WHAT THE TASK REQUIRES: Your task is to give the data again, exactly, with every line intact.
Start of MATERIAL SUPPLIED
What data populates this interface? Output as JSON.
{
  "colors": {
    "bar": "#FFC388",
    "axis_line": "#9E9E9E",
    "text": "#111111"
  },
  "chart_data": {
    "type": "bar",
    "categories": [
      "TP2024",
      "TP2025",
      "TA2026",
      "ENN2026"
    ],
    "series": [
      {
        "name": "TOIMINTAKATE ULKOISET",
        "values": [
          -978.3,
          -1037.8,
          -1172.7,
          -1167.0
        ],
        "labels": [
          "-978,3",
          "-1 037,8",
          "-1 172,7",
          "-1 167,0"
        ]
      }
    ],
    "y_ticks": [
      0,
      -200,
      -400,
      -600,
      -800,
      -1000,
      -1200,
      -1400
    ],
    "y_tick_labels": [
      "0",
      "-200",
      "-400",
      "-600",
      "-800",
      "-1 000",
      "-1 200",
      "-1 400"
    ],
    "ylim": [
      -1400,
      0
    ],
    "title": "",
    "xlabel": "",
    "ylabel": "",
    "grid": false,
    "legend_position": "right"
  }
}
End of MATERIAL SUPPLIED
TASK OUTPUT:
What data populates this interface? Output as JSON.
{
  "colors": {
    "bar": "#FFC388",
    "axis_line": "#9E9E9E",
    "text": "#111111"
  },
  "chart_data": {
    "type": "bar",
    "categories": [
      "TP2024",
      "TP2025",
      "TA2026",
      "ENN2026"
    ],
    "series": [
      {
        "name": "TOIMINTAKATE ULKOISET",
        "values": [
          -978.3,
          -1037.8,
          -1172.7,
          -1167.0
        ],
        "labels": [
          "-978,3",
          "-1 037,8",
          "-1 172,7",
          "-1 167,0"
        ]
      }
    ],
    "y_ticks": [
      0,
      -200,
      -400,
      -600,
      -800,
      -1000,
      -1200,
      -1400
    ],
    "y_tick_labels": [
      "0",
      "-200",
      "-400",
      "-600",
      "-800",
      "-1 000",
      "-1 200",
      "-1 400"
    ],
    "ylim": [
      -1400,
      0
    ],
    "title": "",
    "xlabel": "",
    "ylabel": "",
    "grid": false,
    "legend_position": "right"
  }
}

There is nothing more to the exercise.